Write out all the material exactly. Leave nothing out.

** start of MATERIAL SUPPLIED **

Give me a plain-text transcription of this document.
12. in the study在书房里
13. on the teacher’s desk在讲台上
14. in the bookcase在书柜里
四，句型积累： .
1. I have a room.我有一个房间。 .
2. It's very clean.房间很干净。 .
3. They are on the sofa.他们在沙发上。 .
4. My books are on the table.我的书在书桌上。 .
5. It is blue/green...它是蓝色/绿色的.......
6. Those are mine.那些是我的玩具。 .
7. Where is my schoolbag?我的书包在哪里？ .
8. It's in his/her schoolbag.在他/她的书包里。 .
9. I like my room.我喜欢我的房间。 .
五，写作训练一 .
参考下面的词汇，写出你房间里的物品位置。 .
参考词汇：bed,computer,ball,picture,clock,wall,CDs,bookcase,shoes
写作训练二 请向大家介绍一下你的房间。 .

** end of MATERIAL SUPPLIED **

__EXERCISE RESULT__.
Give me a plain-text transcription of this document.
12. in the study在书房里
13. on the teacher’s desk在讲台上
14. in the bookcase在书柜里
四，句型积累： .
1. I have a room.我有一个房间。 .
2. It's very clean.房间很干净。 .
3. They are on the sofa.他们在沙发上。 .
4. My books are on the table.我的书在书桌上。 .
5. It is blue/green...它是蓝色/绿色的.......
6. Those are mine.那些是我的玩具。 .
7. Where is my schoolbag?我的书包在哪里？ .
8. It's in his/her schoolbag.在他/她的书包里。 .
9. I like my room.我喜欢我的房间。 .
五，写作训练一 .
参考下面的词汇，写出你房间里的物品位置。 .
参考词汇：bed,computer,ball,picture,clock,wall,CDs,bookcase,shoes
写作训练二 请向大家介绍一下你的房间。 .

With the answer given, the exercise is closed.